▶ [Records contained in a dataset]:
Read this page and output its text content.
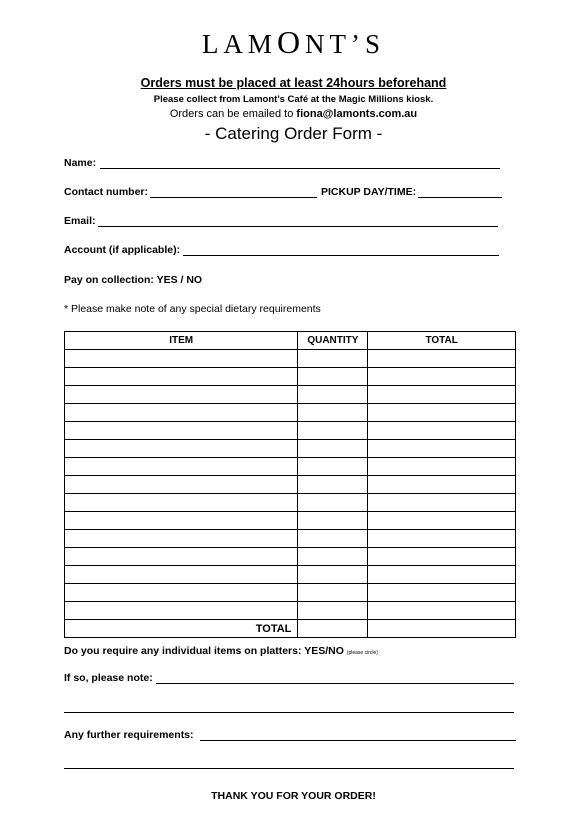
LAMONT’S
Orders must be placed at least 24hours beforehand
Please collect from Lamont’s Café at the Magic Millions kiosk.
Orders can be emailed to fiona@lamonts.com.au
- Catering Order Form -
Name:
Contact number:	PICKUP DAY/TIME:
Email:
Account (if applicable):
Pay on collection: YES / NO
* Please make note of any special dietary requirements
ITEM	QUANTITY	TOTAL

TOTAL		
Do you require any individual items on platters: YES/NO (please circle)
If so, please note:
Any further requirements:
THANK YOU FOR YOUR ORDER!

▶ [Stated task]: Each entry above is to be written out again unchanged, apart from the pictures, which are left out.

▶ [Exercise solution]:
Read this page and output its text content.
LAMONT’S
Orders must be placed at least 24hours beforehand
Please collect from Lamont’s Café at the Magic Millions kiosk.
Orders can be emailed to fiona@lamonts.com.au
- Catering Order Form -
Name:
Contact number:	PICKUP DAY/TIME:
Email:
Account (if applicable):
Pay on collection: YES / NO
* Please make note of any special dietary requirements
ITEM	QUANTITY	TOTAL

TOTAL		
Do you require any individual items on platters: YES/NO (please circle)
If so, please note:
Any further requirements:
THANK YOU FOR YOUR ORDER!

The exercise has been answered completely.